(Items from a figure collection)

-=-=-

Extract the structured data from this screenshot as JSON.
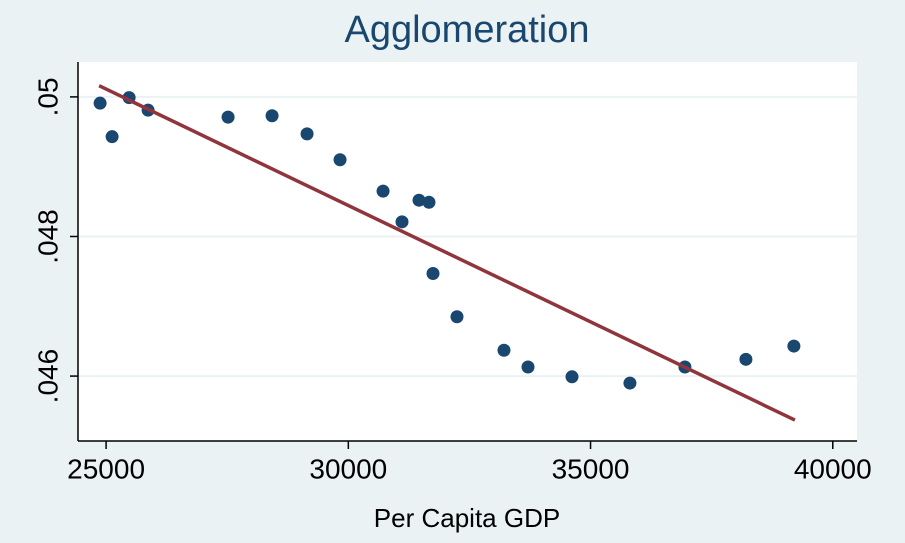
{
  "chart_data": {
    "type": "scatter",
    "title": "Agglomeration",
    "x_label": "Per Capita GDP",
    "x": [
      24876,
      25124,
      25475,
      25867,
      27518,
      28426,
      29148,
      29829,
      30717,
      31108,
      31459,
      31665,
      31748,
      32243,
      33213,
      33709,
      34617,
      35813,
      36948,
      38207,
      39197
    ],
    "values": [
      0.04991,
      0.04943,
      0.04999,
      0.04981,
      0.04971,
      0.04973,
      0.04947,
      0.0491,
      0.04865,
      0.04821,
      0.04852,
      0.04849,
      0.04747,
      0.04685,
      0.04637,
      0.04613,
      0.04599,
      0.0459,
      0.04613,
      0.04624,
      0.04643
    ],
    "color": "#1a476f",
    "fit": {
      "x": [
        24856,
        39218
      ],
      "values": [
        0.05016,
        0.04537
      ],
      "color": "#90353b"
    },
    "xlim": [
      24420,
      40500
    ],
    "ylim": [
      0.04507,
      0.0505
    ],
    "xticks": [
      25000,
      30000,
      35000,
      40000
    ],
    "yticks": [
      {
        "value": 0.046,
        "label": ".046"
      },
      {
        "value": 0.048,
        "label": ".048"
      },
      {
        "value": 0.05,
        "label": ".05"
      }
    ],
    "grid": true
  }
}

-=-=-

Reproduce every entry exactly, but omit each picture.

Extract the structured data from this screenshot as JSON.
{
  "chart_data": {
    "type": "scatter",
    "title": "Agglomeration",
    "x_label": "Per Capita GDP",
    "x": [
      24876,
      25124,
      25475,
      25867,
      27518,
      28426,
      29148,
      29829,
      30717,
      31108,
      31459,
      31665,
      31748,
      32243,
      33213,
      33709,
      34617,
      35813,
      36948,
      38207,
      39197
    ],
    "values": [
      0.04991,
      0.04943,
      0.04999,
      0.04981,
      0.04971,
      0.04973,
      0.04947,
      0.0491,
      0.04865,
      0.04821,
      0.04852,
      0.04849,
      0.04747,
      0.04685,
      0.04637,
      0.04613,
      0.04599,
      0.0459,
      0.04613,
      0.04624,
      0.04643
    ],
    "color": "#1a476f",
    "fit": {
      "x": [
        24856,
        39218
      ],
      "values": [
        0.05016,
        0.04537
      ],
      "color": "#90353b"
    },
    "xlim": [
      24420,
      40500
    ],
    "ylim": [
      0.04507,
      0.0505
    ],
    "xticks": [
      25000,
      30000,
      35000,
      40000
    ],
    "yticks": [
      {
        "value": 0.046,
        "label": ".046"
      },
      {
        "value": 0.048,
        "label": ".048"
      },
      {
        "value": 0.05,
        "label": ".05"
      }
    ],
    "grid": true
  }
}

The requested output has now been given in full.